++++ Task input

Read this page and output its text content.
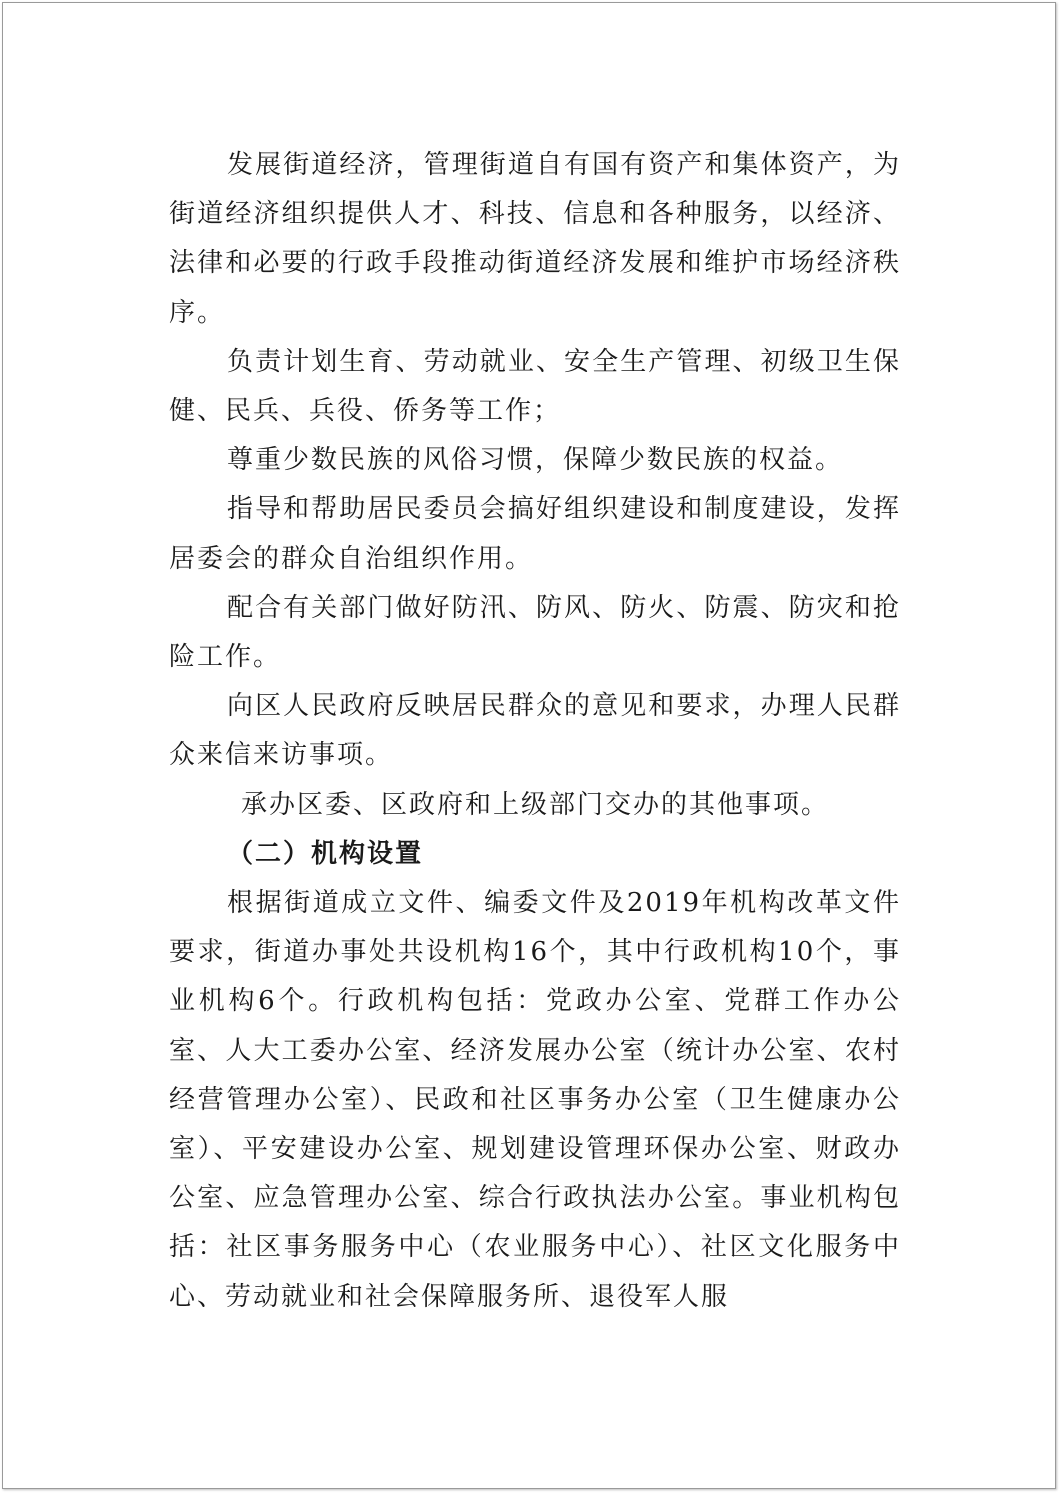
发展街道经济，管理街道自有国有资产和集体资产，为街道经济组织提供人才、科技、信息和各种服务，以经济、法律和必要的行政手段推动街道经济发展和维护市场经济秩序。

负责计划生育、劳动就业、安全生产管理、初级卫生保健、民兵、兵役、侨务等工作；

尊重少数民族的风俗习惯，保障少数民族的权益。

指导和帮助居民委员会搞好组织建设和制度建设，发挥居委会的群众自治组织作用。

配合有关部门做好防汛、防风、防火、防震、防灾和抢险工作。

向区人民政府反映居民群众的意见和要求，办理人民群众来信来访事项。

承办区委、区政府和上级部门交办的其他事项。

（二）机构设置

根据街道成立文件、编委文件及2019年机构改革文件要求，街道办事处共设机构16个，其中行政机构10个，事业机构6个。行政机构包括：党政办公室、党群工作办公室、人大工委办公室、经济发展办公室（统计办公室、农村经营管理办公室）、民政和社区事务办公室（卫生健康办公室）、平安建设办公室、规划建设管理环保办公室、财政办公室、应急管理办公室、综合行政执法办公室。事业机构包括：社区事务服务中心（农业服务中心）、社区文化服务中心、劳动就业和社会保障服务所、退役军人服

++++++++

Problem description:
From the data above, write out everything exactly except the pictures.

Exercise result:
Read this page and output its text content.
发展街道经济，管理街道自有国有资产和集体资产，为街道经济组织提供人才、科技、信息和各种服务，以经济、法律和必要的行政手段推动街道经济发展和维护市场经济秩序。

负责计划生育、劳动就业、安全生产管理、初级卫生保健、民兵、兵役、侨务等工作；

尊重少数民族的风俗习惯，保障少数民族的权益。

指导和帮助居民委员会搞好组织建设和制度建设，发挥居委会的群众自治组织作用。

配合有关部门做好防汛、防风、防火、防震、防灾和抢险工作。

向区人民政府反映居民群众的意见和要求，办理人民群众来信来访事项。

承办区委、区政府和上级部门交办的其他事项。

（二）机构设置

根据街道成立文件、编委文件及2019年机构改革文件要求，街道办事处共设机构16个，其中行政机构10个，事业机构6个。行政机构包括：党政办公室、党群工作办公室、人大工委办公室、经济发展办公室（统计办公室、农村经营管理办公室）、民政和社区事务办公室（卫生健康办公室）、平安建设办公室、规划建设管理环保办公室、财政办公室、应急管理办公室、综合行政执法办公室。事业机构包括：社区事务服务中心（农业服务中心）、社区文化服务中心、劳动就业和社会保障服务所、退役军人服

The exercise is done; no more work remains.